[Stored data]
(begin)

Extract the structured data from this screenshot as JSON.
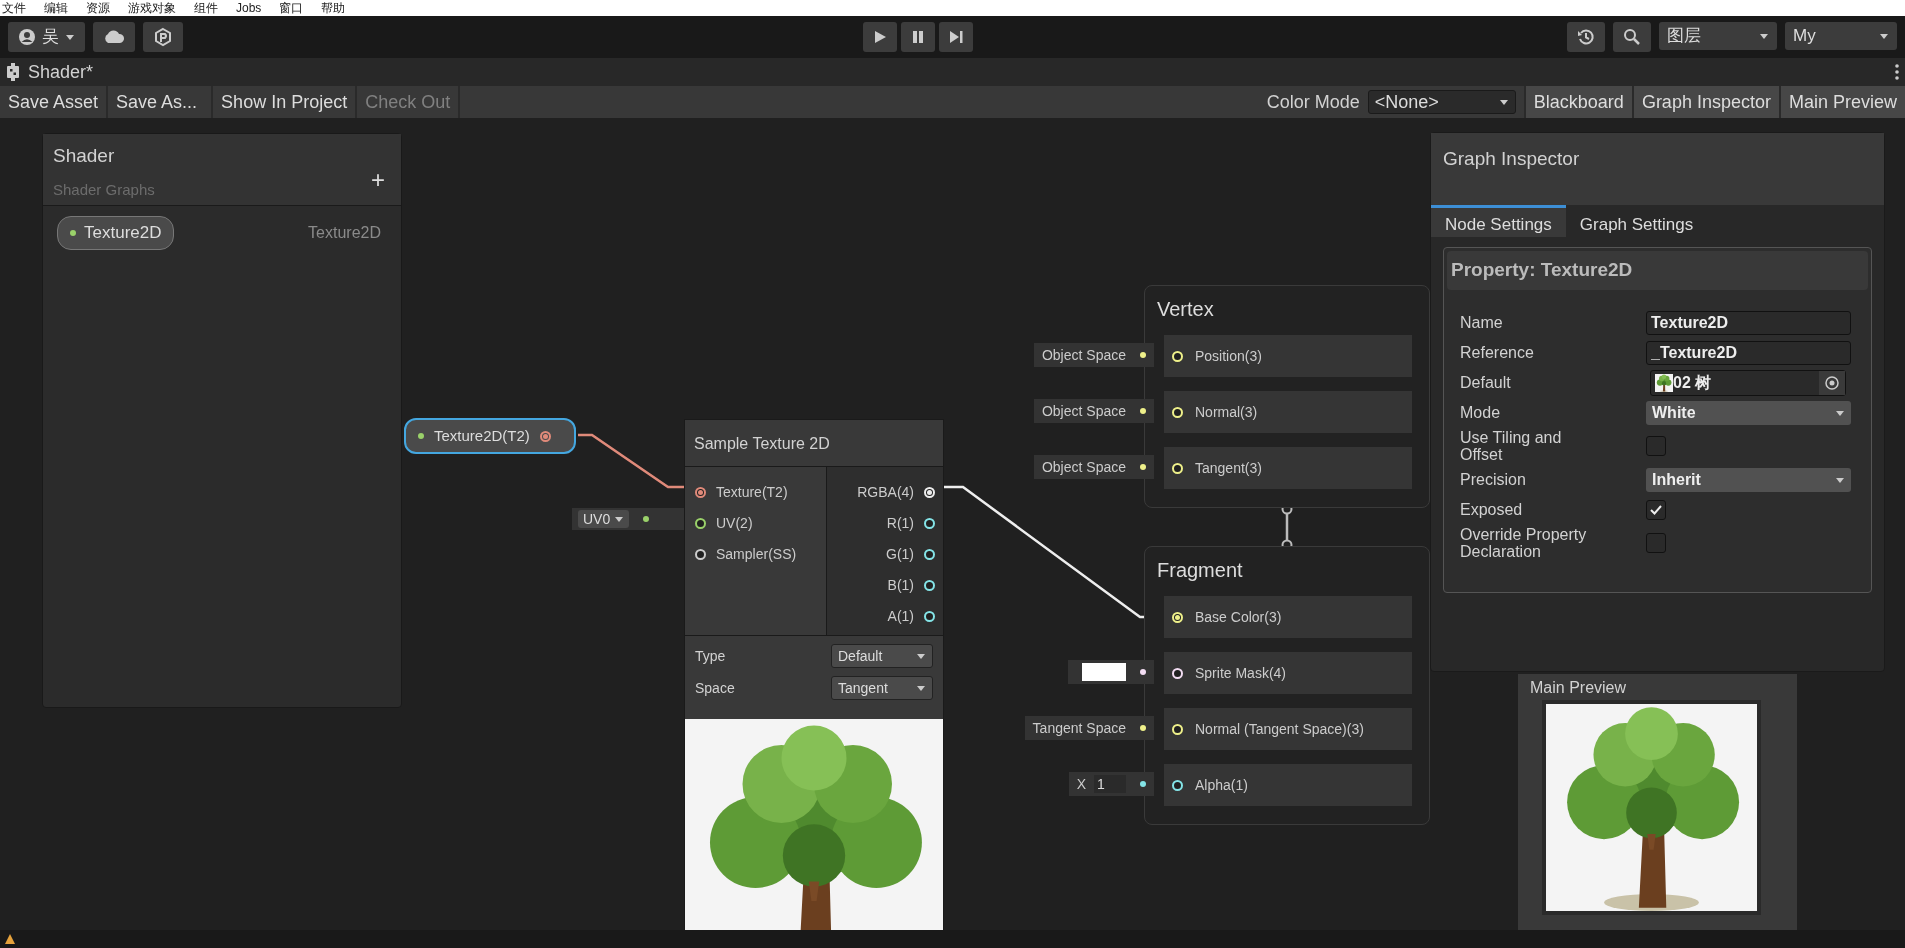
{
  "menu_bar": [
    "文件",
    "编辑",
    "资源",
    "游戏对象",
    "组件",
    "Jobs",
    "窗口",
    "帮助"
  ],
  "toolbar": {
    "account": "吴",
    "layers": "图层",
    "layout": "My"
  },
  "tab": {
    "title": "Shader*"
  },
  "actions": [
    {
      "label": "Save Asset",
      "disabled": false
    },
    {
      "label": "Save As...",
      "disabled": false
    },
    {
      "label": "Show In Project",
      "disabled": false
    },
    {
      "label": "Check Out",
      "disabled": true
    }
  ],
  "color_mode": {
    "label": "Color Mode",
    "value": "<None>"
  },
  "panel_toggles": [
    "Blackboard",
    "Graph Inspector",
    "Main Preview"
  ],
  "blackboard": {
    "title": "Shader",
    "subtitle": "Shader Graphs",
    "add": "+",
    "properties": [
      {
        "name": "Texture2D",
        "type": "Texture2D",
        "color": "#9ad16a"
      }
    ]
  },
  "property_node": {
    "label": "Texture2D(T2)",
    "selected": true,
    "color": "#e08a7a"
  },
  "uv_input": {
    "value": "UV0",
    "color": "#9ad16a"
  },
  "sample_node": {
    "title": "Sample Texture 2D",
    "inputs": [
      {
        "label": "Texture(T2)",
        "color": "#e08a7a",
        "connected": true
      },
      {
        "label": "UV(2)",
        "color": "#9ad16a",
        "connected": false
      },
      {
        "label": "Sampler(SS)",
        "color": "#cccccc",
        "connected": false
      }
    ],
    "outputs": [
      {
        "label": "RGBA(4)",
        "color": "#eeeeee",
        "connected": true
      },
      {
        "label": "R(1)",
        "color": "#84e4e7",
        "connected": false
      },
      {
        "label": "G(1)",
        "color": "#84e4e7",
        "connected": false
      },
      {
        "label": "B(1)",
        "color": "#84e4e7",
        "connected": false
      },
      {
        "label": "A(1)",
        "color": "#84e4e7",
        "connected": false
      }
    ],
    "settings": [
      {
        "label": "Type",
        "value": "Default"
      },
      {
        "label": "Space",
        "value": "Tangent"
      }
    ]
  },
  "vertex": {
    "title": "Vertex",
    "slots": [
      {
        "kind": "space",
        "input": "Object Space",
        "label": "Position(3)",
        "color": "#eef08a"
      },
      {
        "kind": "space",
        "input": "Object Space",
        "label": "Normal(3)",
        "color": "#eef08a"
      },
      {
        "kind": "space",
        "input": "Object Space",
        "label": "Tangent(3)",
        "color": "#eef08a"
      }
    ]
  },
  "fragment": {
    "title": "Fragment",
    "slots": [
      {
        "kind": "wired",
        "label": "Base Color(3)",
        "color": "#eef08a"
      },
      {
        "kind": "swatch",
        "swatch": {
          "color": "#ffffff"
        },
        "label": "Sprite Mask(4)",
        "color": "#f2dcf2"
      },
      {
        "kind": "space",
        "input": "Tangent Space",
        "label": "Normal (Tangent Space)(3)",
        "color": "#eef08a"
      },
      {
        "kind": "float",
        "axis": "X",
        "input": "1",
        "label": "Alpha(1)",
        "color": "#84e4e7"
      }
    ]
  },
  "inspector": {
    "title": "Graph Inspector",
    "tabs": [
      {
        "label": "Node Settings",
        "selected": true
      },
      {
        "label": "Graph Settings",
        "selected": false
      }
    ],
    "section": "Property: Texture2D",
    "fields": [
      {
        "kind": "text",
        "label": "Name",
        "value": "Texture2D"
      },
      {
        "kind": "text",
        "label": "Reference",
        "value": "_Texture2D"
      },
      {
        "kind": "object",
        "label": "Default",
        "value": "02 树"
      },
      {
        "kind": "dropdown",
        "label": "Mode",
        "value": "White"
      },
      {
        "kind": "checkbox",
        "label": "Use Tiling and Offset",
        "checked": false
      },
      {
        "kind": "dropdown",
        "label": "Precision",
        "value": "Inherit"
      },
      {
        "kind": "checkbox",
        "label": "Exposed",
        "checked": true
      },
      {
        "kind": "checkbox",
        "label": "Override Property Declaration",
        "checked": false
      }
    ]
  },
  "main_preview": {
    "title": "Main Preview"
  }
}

(end)

**AIM**
Leave out the pictures and transcribe everything else exactly.

**WRITTEN REPLY**
Extract the structured data from this screenshot as JSON.
{
  "menu_bar": [
    "文件",
    "编辑",
    "资源",
    "游戏对象",
    "组件",
    "Jobs",
    "窗口",
    "帮助"
  ],
  "toolbar": {
    "account": "吴",
    "layers": "图层",
    "layout": "My"
  },
  "tab": {
    "title": "Shader*"
  },
  "actions": [
    {
      "label": "Save Asset",
      "disabled": false
    },
    {
      "label": "Save As...",
      "disabled": false
    },
    {
      "label": "Show In Project",
      "disabled": false
    },
    {
      "label": "Check Out",
      "disabled": true
    }
  ],
  "color_mode": {
    "label": "Color Mode",
    "value": "<None>"
  },
  "panel_toggles": [
    "Blackboard",
    "Graph Inspector",
    "Main Preview"
  ],
  "blackboard": {
    "title": "Shader",
    "subtitle": "Shader Graphs",
    "add": "+",
    "properties": [
      {
        "name": "Texture2D",
        "type": "Texture2D",
        "color": "#9ad16a"
      }
    ]
  },
  "property_node": {
    "label": "Texture2D(T2)",
    "selected": true,
    "color": "#e08a7a"
  },
  "uv_input": {
    "value": "UV0",
    "color": "#9ad16a"
  },
  "sample_node": {
    "title": "Sample Texture 2D",
    "inputs": [
      {
        "label": "Texture(T2)",
        "color": "#e08a7a",
        "connected": true
      },
      {
        "label": "UV(2)",
        "color": "#9ad16a",
        "connected": false
      },
      {
        "label": "Sampler(SS)",
        "color": "#cccccc",
        "connected": false
      }
    ],
    "outputs": [
      {
        "label": "RGBA(4)",
        "color": "#eeeeee",
        "connected": true
      },
      {
        "label": "R(1)",
        "color": "#84e4e7",
        "connected": false
      },
      {
        "label": "G(1)",
        "color": "#84e4e7",
        "connected": false
      },
      {
        "label": "B(1)",
        "color": "#84e4e7",
        "connected": false
      },
      {
        "label": "A(1)",
        "color": "#84e4e7",
        "connected": false
      }
    ],
    "settings": [
      {
        "label": "Type",
        "value": "Default"
      },
      {
        "label": "Space",
        "value": "Tangent"
      }
    ]
  },
  "vertex": {
    "title": "Vertex",
    "slots": [
      {
        "kind": "space",
        "input": "Object Space",
        "label": "Position(3)",
        "color": "#eef08a"
      },
      {
        "kind": "space",
        "input": "Object Space",
        "label": "Normal(3)",
        "color": "#eef08a"
      },
      {
        "kind": "space",
        "input": "Object Space",
        "label": "Tangent(3)",
        "color": "#eef08a"
      }
    ]
  },
  "fragment": {
    "title": "Fragment",
    "slots": [
      {
        "kind": "wired",
        "label": "Base Color(3)",
        "color": "#eef08a"
      },
      {
        "kind": "swatch",
        "swatch": {
          "color": "#ffffff"
        },
        "label": "Sprite Mask(4)",
        "color": "#f2dcf2"
      },
      {
        "kind": "space",
        "input": "Tangent Space",
        "label": "Normal (Tangent Space)(3)",
        "color": "#eef08a"
      },
      {
        "kind": "float",
        "axis": "X",
        "input": "1",
        "label": "Alpha(1)",
        "color": "#84e4e7"
      }
    ]
  },
  "inspector": {
    "title": "Graph Inspector",
    "tabs": [
      {
        "label": "Node Settings",
        "selected": true
      },
      {
        "label": "Graph Settings",
        "selected": false
      }
    ],
    "section": "Property: Texture2D",
    "fields": [
      {
        "kind": "text",
        "label": "Name",
        "value": "Texture2D"
      },
      {
        "kind": "text",
        "label": "Reference",
        "value": "_Texture2D"
      },
      {
        "kind": "object",
        "label": "Default",
        "value": "02 树"
      },
      {
        "kind": "dropdown",
        "label": "Mode",
        "value": "White"
      },
      {
        "kind": "checkbox",
        "label": "Use Tiling and Offset",
        "checked": false
      },
      {
        "kind": "dropdown",
        "label": "Precision",
        "value": "Inherit"
      },
      {
        "kind": "checkbox",
        "label": "Exposed",
        "checked": true
      },
      {
        "kind": "checkbox",
        "label": "Override Property Declaration",
        "checked": false
      }
    ]
  },
  "main_preview": {
    "title": "Main Preview"
  }
}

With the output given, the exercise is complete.